Quando eu era criança, meus animais de estimação não eram gatos ou cachorros, e sim elefantes.

Assim como o famoso personagem criado por lobos Mogli, do Livro da Selva, de Rudyard Kipling, os animais desempenharam um papel insubstituível em minha infância.

Cresci abraçando elefantes, conversando com eles, dividindo frutas e até aprendendo com os animais gigantes.

Desde os sete anos, eu guiava as magníficas criaturas para casa após seu banho diário ao pôr do sol, assim como Mogli montava seus companheiros Bagheera, a pantera negra, ou Baloo, o urso. Os elefantes eram mais do que apenas animais para mim -nós compartilhamos um vínculo especial.

Crescendo em Ratnapura, uma cidade no sul do Sri Lanka, minha família era uma das poucas que possuíam uma manada de elefantes domésticos no país de 22 milhões de pessoas.

O grupo de cinco elefantes que meu avô mantinha incluía duas fêmeas e três machos, um dos quais se chamava Ekadantha -um tusker, o orgulho do rebanho.

As presas são altamente valorizadas e culturalmente significativas no sul da Ásia, já que nem todos os elefantes asiáticos machos têm presas -apenas cerca de 2% no Sri Lanka, de acordo com o Departamento de Vida Selvagem- enquanto os elefantes africanos machos e fêmeas apresentam essas presas.

Mas não fui atraído por Ekadantha -sempre andei nas costas de Manike, a elefanta mais jovem e, sem dúvida, minha favorita. O termo 'Manike' faz referência a uma mulher preciosa ou muito respeitada.

Meu pai e meu avô dão guloseimas para Ekadantha, que significa 'aquele de uma só presa' - SUNETH PERERA

BANHO DE ELEFANTE

Todas as noites, os elefantes iam para o banho diário no rio perto da minha casa e meu avô me levava lá para assistir.

À medida que fui crescendo, ia até lá não só para observar os elefantes, mas também para ficar de olho em seus cuidadores, conhecidos como cornacas. Eu precisava ter certeza de que eles não machucariam os animais com seus aguilhões, uma ferramenta afiada com um gancho.

Manike se deitava e Premarathna, seu cuidador (ou mahout) borrifava água e esfregava seu corpo com uma casca de coco. Antes da primeira borrifada, ele juntou as duas mãos em forma de oração para mostrar respeito ao animal.

Premarathna era um homem baixo de meia-idade com bigode e sem um dente da frente -resultado de um chute acidental de Manike.

Premarathna quase nunca usava seu aguilhão. Ele começava a dizer gentilmente "Daha", o comando para caminhar ou levantar da posição de dormir. E Manike iria ignorá-lo resolutamente.

Lentamente, seus comandos aumentariam de volume enquanto ela repetidamente desrespeitava sua autoridade.

Ele fingia estar com raiva e procurava, de maneira um pouco teatral, por um pedaço de pau, como se pretendesse bater nela. "Eu não vou dizer isso de novo. Pelo amor de Deus... esse elefante ficou surdo?" ele imploraria.

====================

#### Enunciado da tarefa a
Nos registros, reescreva tudo desde a linha que contém "stat-value: 48 xyxy=(1266,398,1297,428)" até a linha que contém "app-header: Smartcare - Data", trocando "smile-face-icon" por "smiley-icon" e mantendo todo o resto igual.
O texto sobre elefantes e os registros não têm nenhuma relação entre si.

====================

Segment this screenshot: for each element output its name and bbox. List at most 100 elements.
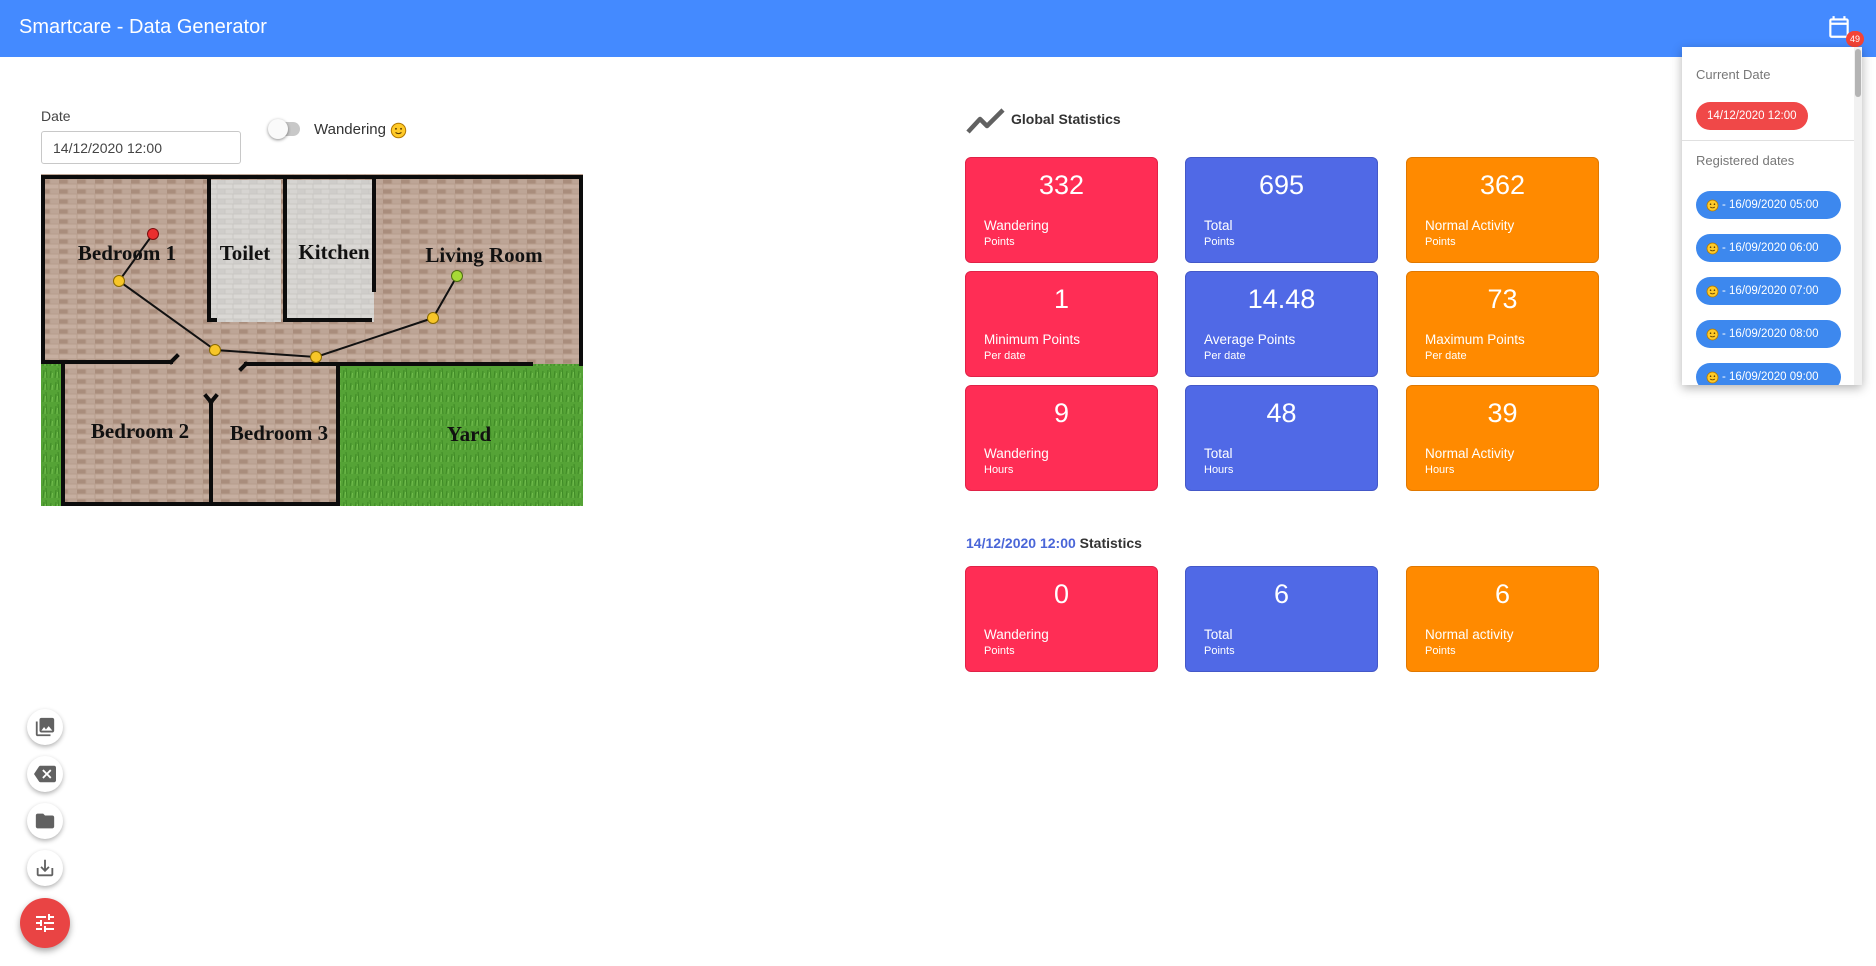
stat-value: 48 xyxy=(1266,398,1297,428)
stat-card-minimum-points: 1 Minimum Points Per date xyxy=(965,271,1158,377)
date-stat-card-normal-activity: 6 Normal activity Points xyxy=(1406,566,1599,672)
registered-date-chip[interactable]: - 16/09/2020 09:00 xyxy=(1696,363,1841,385)
stat-label: Maximum Points xyxy=(1425,332,1525,347)
toggle-knob xyxy=(268,119,288,139)
notification-badge: 49 xyxy=(1846,31,1864,47)
registered-date-chip[interactable]: - 16/09/2020 07:00 xyxy=(1696,277,1841,305)
point-marker[interactable] xyxy=(209,344,221,356)
smile-face-icon xyxy=(1706,371,1719,383)
smile-face-icon xyxy=(390,122,407,138)
date-stat-card-wandering: 0 Wandering Points xyxy=(965,566,1158,672)
room-label-bedroom-3: Bedroom 3 xyxy=(230,421,328,445)
app-header: Smartcare - Data Generator 49 xyxy=(0,0,1876,57)
image-icon xyxy=(35,717,55,737)
stat-card-maximum-points: 73 Maximum Points Per date xyxy=(1406,271,1599,377)
stat-sublabel: Points xyxy=(1204,236,1235,248)
stat-sublabel: Points xyxy=(1204,645,1235,657)
backspace-icon xyxy=(34,765,56,783)
current-date-heading: Current Date xyxy=(1696,67,1771,82)
stat-sublabel: Per date xyxy=(1204,350,1246,362)
date-input[interactable] xyxy=(41,131,241,164)
folder-button[interactable] xyxy=(27,803,63,839)
point-marker-start[interactable] xyxy=(147,228,159,240)
folder-icon xyxy=(35,813,55,829)
clear-button[interactable] xyxy=(27,756,63,792)
smile-face-icon xyxy=(1706,285,1719,297)
registered-date-text: - 16/09/2020 05:00 xyxy=(1722,199,1819,211)
stat-card-average-points: 14.48 Average Points Per date xyxy=(1185,271,1378,377)
image-button[interactable] xyxy=(27,709,63,745)
current-date-chip[interactable]: 14/12/2020 12:00 xyxy=(1696,102,1808,130)
stat-value: 39 xyxy=(1487,398,1518,428)
room-label-bedroom-1: Bedroom 1 xyxy=(78,241,176,265)
room-label-kitchen: Kitchen xyxy=(298,240,369,264)
stat-label: Normal Activity xyxy=(1425,218,1515,233)
stat-label: Total xyxy=(1204,446,1233,461)
tune-icon xyxy=(36,914,54,932)
stat-sublabel: Hours xyxy=(1425,464,1455,476)
point-marker-end[interactable] xyxy=(451,270,463,282)
smile-face-icon xyxy=(1706,242,1719,254)
stat-value: 0 xyxy=(1053,579,1070,609)
stat-value: 695 xyxy=(1258,170,1305,200)
room-label-bedroom-2: Bedroom 2 xyxy=(91,419,189,443)
stat-value: 14.48 xyxy=(1247,284,1316,314)
stat-sublabel: Points xyxy=(1425,645,1456,657)
registered-date-chip[interactable]: - 16/09/2020 08:00 xyxy=(1696,320,1841,348)
registered-date-text: - 16/09/2020 09:00 xyxy=(1722,371,1819,383)
date-statistics-label: Statistics xyxy=(1079,535,1142,551)
point-marker[interactable] xyxy=(427,312,439,324)
stat-sublabel: Points xyxy=(984,236,1015,248)
wandering-label-text: Wandering xyxy=(314,121,386,138)
room-label-toilet: Toilet xyxy=(220,241,271,265)
stat-sublabel: Per date xyxy=(984,350,1026,362)
panel-scrollbar[interactable] xyxy=(1854,47,1862,385)
point-marker[interactable] xyxy=(113,275,125,287)
stat-card-wandering-hours: 9 Wandering Hours xyxy=(965,385,1158,491)
scrollbar-thumb[interactable] xyxy=(1855,49,1861,97)
app-title: Smartcare - Data Generator xyxy=(19,16,267,38)
stat-label: Normal activity xyxy=(1425,627,1514,642)
stat-value: 1 xyxy=(1053,284,1070,314)
stat-label: Wandering xyxy=(984,446,1049,461)
registered-date-text: - 16/09/2020 07:00 xyxy=(1722,285,1819,297)
stat-value: 362 xyxy=(1479,170,1526,200)
stat-card-normal-activity-points: 362 Normal Activity Points xyxy=(1406,157,1599,263)
stat-sublabel: Hours xyxy=(984,464,1014,476)
stat-label: Total xyxy=(1204,627,1233,642)
stat-label: Wandering xyxy=(984,218,1049,233)
stat-label: Average Points xyxy=(1204,332,1296,347)
wandering-label: Wandering xyxy=(314,121,407,139)
stat-value: 73 xyxy=(1487,284,1518,314)
settings-fab-button[interactable] xyxy=(20,898,70,948)
registered-date-chip[interactable]: - 16/09/2020 05:00 xyxy=(1696,191,1841,219)
registered-dates-heading: Registered dates xyxy=(1696,153,1795,168)
registered-dates-list: - 16/09/2020 05:00 - 16/09/2020 06:00 - … xyxy=(1696,191,1846,385)
wandering-toggle[interactable] xyxy=(268,119,300,139)
download-button[interactable] xyxy=(27,850,63,886)
stat-value: 332 xyxy=(1038,170,1085,200)
registered-date-text: - 16/09/2020 08:00 xyxy=(1722,328,1819,340)
smile-face-icon xyxy=(1706,328,1719,340)
room-label-yard: Yard xyxy=(447,422,492,446)
stat-value: 9 xyxy=(1053,398,1070,428)
stat-sublabel: Per date xyxy=(1425,350,1467,362)
stat-value: 6 xyxy=(1494,579,1511,609)
registered-date-chip[interactable]: - 16/09/2020 06:00 xyxy=(1696,234,1841,262)
stat-card-wandering-points: 332 Wandering Points xyxy=(965,157,1158,263)
stat-card-normal-activity-hours: 39 Normal Activity Hours xyxy=(1406,385,1599,491)
registered-date-text: - 16/09/2020 06:00 xyxy=(1722,242,1819,254)
point-marker[interactable] xyxy=(310,351,322,363)
trending-up-icon xyxy=(966,108,1005,134)
date-statistics-date: 14/12/2020 12:00 xyxy=(966,535,1076,551)
download-icon xyxy=(36,859,54,877)
stat-sublabel: Points xyxy=(984,645,1015,657)
stat-label: Total xyxy=(1204,218,1233,233)
stat-sublabel: Hours xyxy=(1204,464,1234,476)
stat-value: 6 xyxy=(1273,579,1290,609)
floor-plan[interactable]: Bedroom 1 Toilet Kitchen Living Room Bed… xyxy=(41,174,583,506)
panel-divider xyxy=(1682,140,1854,141)
date-statistics-title: 14/12/2020 12:00 Statistics xyxy=(966,535,1142,551)
stat-card-total-hours: 48 Total Hours xyxy=(1185,385,1378,491)
stat-card-total-points: 695 Total Points xyxy=(1185,157,1378,263)
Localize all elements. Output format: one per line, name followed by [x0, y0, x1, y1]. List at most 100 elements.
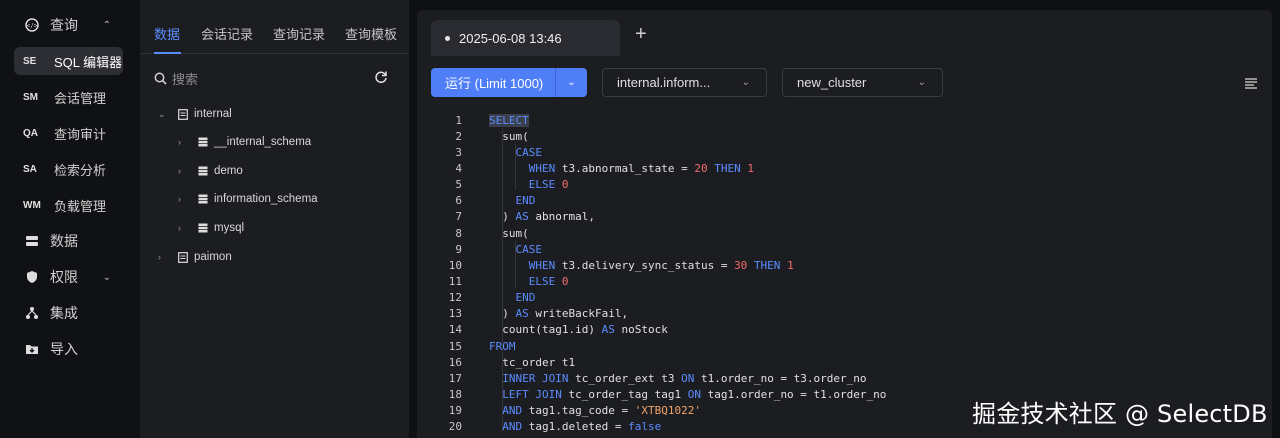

====================

#### Enunciado da tarefa b
Responda com base no texto sobre elefantes:
(i) Em que cidade do Sri Lanka a família do narrador vivia?
(ii) Quantos elefantes o avô mantinha no grupo?
(iii) O que causou a falta de um dente da frente em Premarathna?

#### Resposta completa a
stat-value: 48 xyxy=(1266,398,1297,428)
stat-card-minimum-points: 1 Minimum Points Per date xyxy=(965,271,1158,377)
date-stat-card-normal-activity: 6 Normal activity Points xyxy=(1406,566,1599,672)
registered-date-chip[interactable]: - 16/09/2020 09:00 xyxy=(1696,363,1841,385)
stat-label: Maximum Points xyxy=(1425,332,1525,347)
toggle-knob xyxy=(268,119,288,139)
notification-badge: 49 xyxy=(1846,31,1864,47)
registered-date-chip[interactable]: - 16/09/2020 07:00 xyxy=(1696,277,1841,305)
point-marker[interactable] xyxy=(209,344,221,356)
smiley-icon xyxy=(1706,371,1719,383)
smiley-icon xyxy=(390,122,407,138)
date-stat-card-wandering: 0 Wandering Points xyxy=(965,566,1158,672)
room-label-bedroom-3: Bedroom 3 xyxy=(230,421,328,445)
app-header: Smartcare - Data Generator 49 xyxy=(0,0,1876,57)

#### Resposta completa b
(i) Em Ratnapura, uma cidade no sul do Sri Lanka.
(ii) Cinco elefantes: duas fêmeas e três machos.
(iii) Um chute acidental de Manike.